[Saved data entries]
----------------------------------------

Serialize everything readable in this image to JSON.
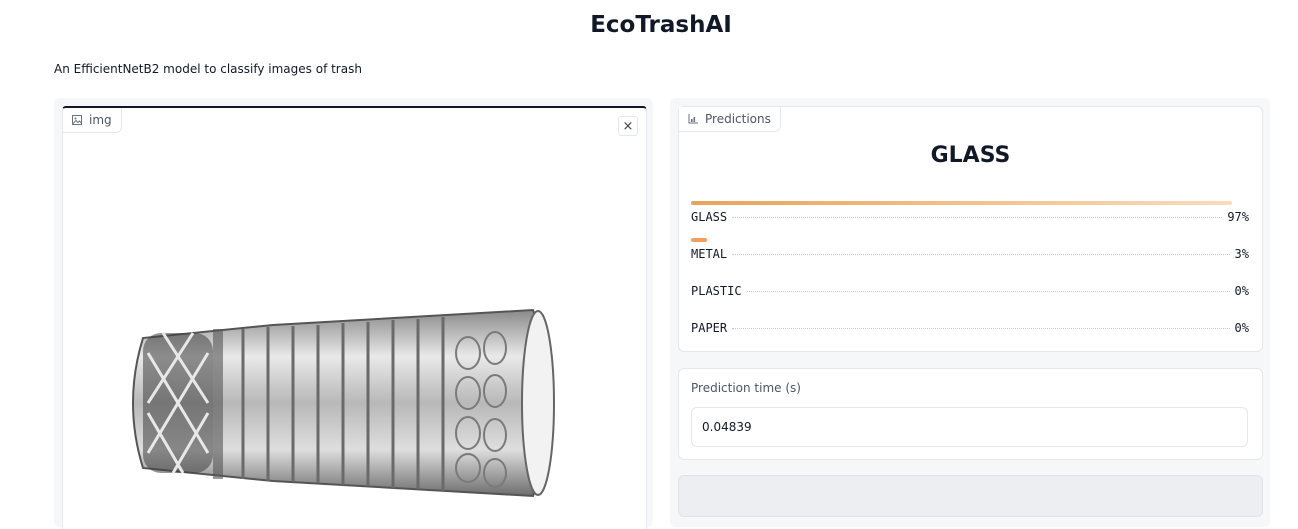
{
  "header": {
    "title": "EcoTrashAI",
    "description": "An EfficientNetB2 model to classify images of trash"
  },
  "image_input": {
    "label": "img",
    "close_symbol": "×"
  },
  "predictions": {
    "label": "Predictions",
    "top_label": "GLASS",
    "confidences": [
      {
        "label": "GLASS",
        "percent_text": "97%",
        "value": 0.97
      },
      {
        "label": "METAL",
        "percent_text": "3%",
        "value": 0.03
      },
      {
        "label": "PLASTIC",
        "percent_text": "0%",
        "value": 0.0
      },
      {
        "label": "PAPER",
        "percent_text": "0%",
        "value": 0.0
      }
    ]
  },
  "prediction_time": {
    "label": "Prediction time (s)",
    "value": "0.04839"
  },
  "colors": {
    "accent": "#e8a35a",
    "border": "#e5e7eb",
    "panel_bg": "#f6f7f9"
  },
  "icons": {
    "image_label_icon": "image-icon",
    "predictions_label_icon": "bar-chart-icon",
    "close": "close-icon"
  }
}
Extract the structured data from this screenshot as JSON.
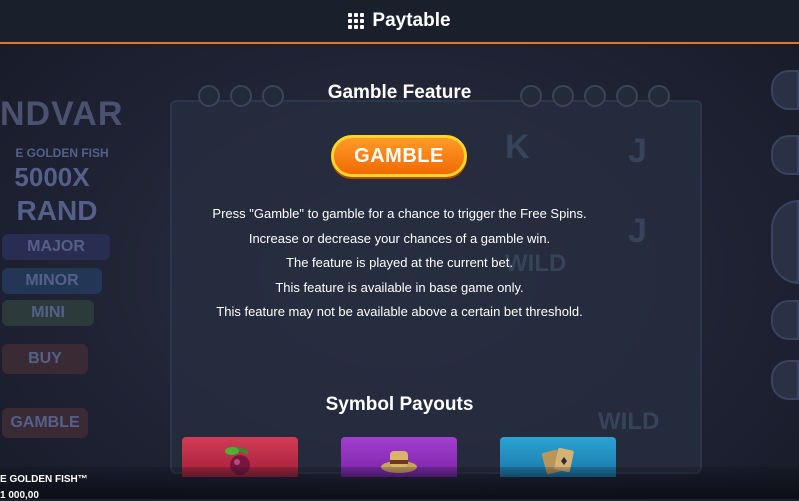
{
  "header": {
    "title": "Paytable",
    "icon": "grid-icon"
  },
  "gamble_section": {
    "title": "Gamble Feature",
    "button_label": "GAMBLE",
    "lines": [
      "Press \"Gamble\" to gamble for a chance to trigger the Free Spins.",
      "Increase or decrease your chances of a gamble win.",
      "The feature is played at the current bet.",
      "This feature is available in base game only.",
      "This feature may not be available above a certain bet threshold."
    ],
    "button_colors": {
      "fill": "#f57f12",
      "border": "#ffd52a"
    }
  },
  "symbol_section": {
    "title": "Symbol Payouts",
    "cards": [
      {
        "icon": "cherry-icon",
        "color": "#c7304c"
      },
      {
        "icon": "hat-icon",
        "color": "#9435c2"
      },
      {
        "icon": "cards-icon",
        "color": "#2496c6"
      }
    ]
  },
  "background": {
    "left_labels": [
      "NDVAR",
      "E GOLDEN FISH",
      "5000X",
      "RAND",
      "MAJOR",
      "MINOR",
      "MINI",
      "BUY",
      "GAMBLE"
    ],
    "reel_symbols": [
      "K",
      "J",
      "J",
      "WILD",
      "WILD"
    ]
  },
  "bottom": {
    "game_name": "E GOLDEN FISH™",
    "amount": "1 000,00"
  },
  "colors": {
    "accent": "#e0782b",
    "header_bg": "#1a1f2c"
  }
}
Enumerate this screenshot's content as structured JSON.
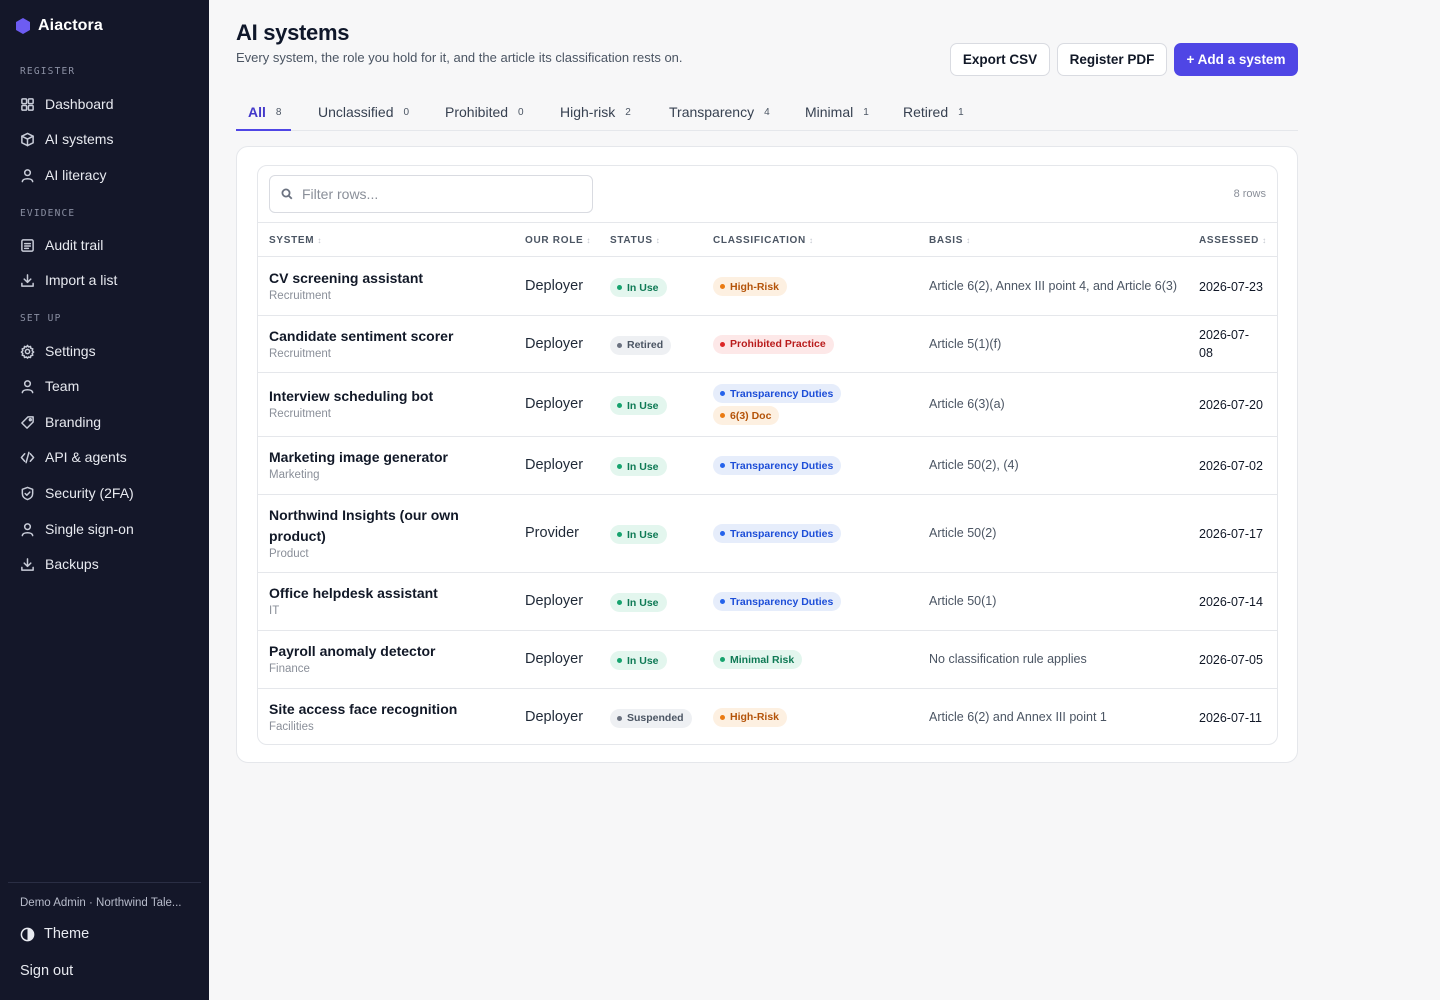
{
  "app": {
    "name": "Aiactora",
    "accent": "#4f46e5"
  },
  "sidebar": {
    "sections": [
      {
        "title": "REGISTER",
        "items": [
          {
            "label": "Dashboard",
            "icon": "dashboard-icon"
          },
          {
            "label": "AI systems",
            "icon": "cube-icon"
          },
          {
            "label": "AI literacy",
            "icon": "user-icon"
          }
        ]
      },
      {
        "title": "EVIDENCE",
        "items": [
          {
            "label": "Audit trail",
            "icon": "list-icon"
          },
          {
            "label": "Import a list",
            "icon": "download-icon"
          }
        ]
      },
      {
        "title": "SET UP",
        "items": [
          {
            "label": "Settings",
            "icon": "gear-icon"
          },
          {
            "label": "Team",
            "icon": "user-icon"
          },
          {
            "label": "Branding",
            "icon": "tag-icon"
          },
          {
            "label": "API & agents",
            "icon": "code-icon"
          },
          {
            "label": "Security (2FA)",
            "icon": "shield-icon"
          },
          {
            "label": "Single sign-on",
            "icon": "user-icon"
          },
          {
            "label": "Backups",
            "icon": "download-icon"
          }
        ]
      }
    ],
    "user": "Demo Admin · Northwind Tale...",
    "theme_label": "Theme",
    "signout_label": "Sign out"
  },
  "header": {
    "title": "AI systems",
    "subtitle": "Every system, the role you hold for it, and the article its classification rests on.",
    "export_csv": "Export CSV",
    "register_pdf": "Register PDF",
    "add_system": "+ Add a system"
  },
  "tabs": [
    {
      "label": "All",
      "count": "8",
      "active": true
    },
    {
      "label": "Unclassified",
      "count": "0"
    },
    {
      "label": "Prohibited",
      "count": "0"
    },
    {
      "label": "High-risk",
      "count": "2"
    },
    {
      "label": "Transparency",
      "count": "4"
    },
    {
      "label": "Minimal",
      "count": "1"
    },
    {
      "label": "Retired",
      "count": "1"
    }
  ],
  "table": {
    "search_placeholder": "Filter rows...",
    "row_count": "8 rows",
    "columns": [
      "SYSTEM",
      "OUR ROLE",
      "STATUS",
      "CLASSIFICATION",
      "BASIS",
      "ASSESSED"
    ],
    "rows": [
      {
        "name": "CV screening assistant",
        "dept": "Recruitment",
        "role": "Deployer",
        "status": "In Use",
        "classes": [
          {
            "label": "High-Risk",
            "kind": "high"
          }
        ],
        "basis": "Article 6(2), Annex III point 4, and Article 6(3)",
        "assessed": "2026-07-23"
      },
      {
        "name": "Candidate sentiment scorer",
        "dept": "Recruitment",
        "role": "Deployer",
        "status": "Retired",
        "classes": [
          {
            "label": "Prohibited Practice",
            "kind": "prohibited"
          }
        ],
        "basis": "Article 5(1)(f)",
        "assessed": "2026-07-08"
      },
      {
        "name": "Interview scheduling bot",
        "dept": "Recruitment",
        "role": "Deployer",
        "status": "In Use",
        "classes": [
          {
            "label": "Transparency Duties",
            "kind": "transparency"
          },
          {
            "label": "6(3) Doc",
            "kind": "high"
          }
        ],
        "basis": "Article 6(3)(a)",
        "assessed": "2026-07-20"
      },
      {
        "name": "Marketing image generator",
        "dept": "Marketing",
        "role": "Deployer",
        "status": "In Use",
        "classes": [
          {
            "label": "Transparency Duties",
            "kind": "transparency"
          }
        ],
        "basis": "Article 50(2), (4)",
        "assessed": "2026-07-02"
      },
      {
        "name": "Northwind Insights (our own product)",
        "dept": "Product",
        "role": "Provider",
        "status": "In Use",
        "classes": [
          {
            "label": "Transparency Duties",
            "kind": "transparency"
          }
        ],
        "basis": "Article 50(2)",
        "assessed": "2026-07-17"
      },
      {
        "name": "Office helpdesk assistant",
        "dept": "IT",
        "role": "Deployer",
        "status": "In Use",
        "classes": [
          {
            "label": "Transparency Duties",
            "kind": "transparency"
          }
        ],
        "basis": "Article 50(1)",
        "assessed": "2026-07-14"
      },
      {
        "name": "Payroll anomaly detector",
        "dept": "Finance",
        "role": "Deployer",
        "status": "In Use",
        "classes": [
          {
            "label": "Minimal Risk",
            "kind": "minimal"
          }
        ],
        "basis": "No classification rule applies",
        "assessed": "2026-07-05"
      },
      {
        "name": "Site access face recognition",
        "dept": "Facilities",
        "role": "Deployer",
        "status": "Suspended",
        "classes": [
          {
            "label": "High-Risk",
            "kind": "high"
          }
        ],
        "basis": "Article 6(2) and Annex III point 1",
        "assessed": "2026-07-11"
      }
    ]
  },
  "colors": {
    "status": {
      "In Use": {
        "bg": "#e3f6ee",
        "fg": "#0f7a55",
        "dot": "#16a36e"
      },
      "Retired": {
        "bg": "#eef0f3",
        "fg": "#4b5563",
        "dot": "#6b7280"
      },
      "Suspended": {
        "bg": "#eef0f3",
        "fg": "#4b5563",
        "dot": "#6b7280"
      }
    },
    "class": {
      "high": {
        "bg": "#fdf0e1",
        "fg": "#b45309",
        "dot": "#ea7a12"
      },
      "prohibited": {
        "bg": "#fde8e8",
        "fg": "#b91c1c",
        "dot": "#dc2626"
      },
      "transparency": {
        "bg": "#e6edfb",
        "fg": "#1d4ed8",
        "dot": "#2563eb"
      },
      "minimal": {
        "bg": "#e3f6ee",
        "fg": "#0f7a55",
        "dot": "#16a36e"
      }
    }
  }
}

----------------------------------------

WHAT IS ASKED:
A line counts if it holds the word "Retired". How many lines of the entries count? Give the number only.

EXERCISE SOLUTION:
3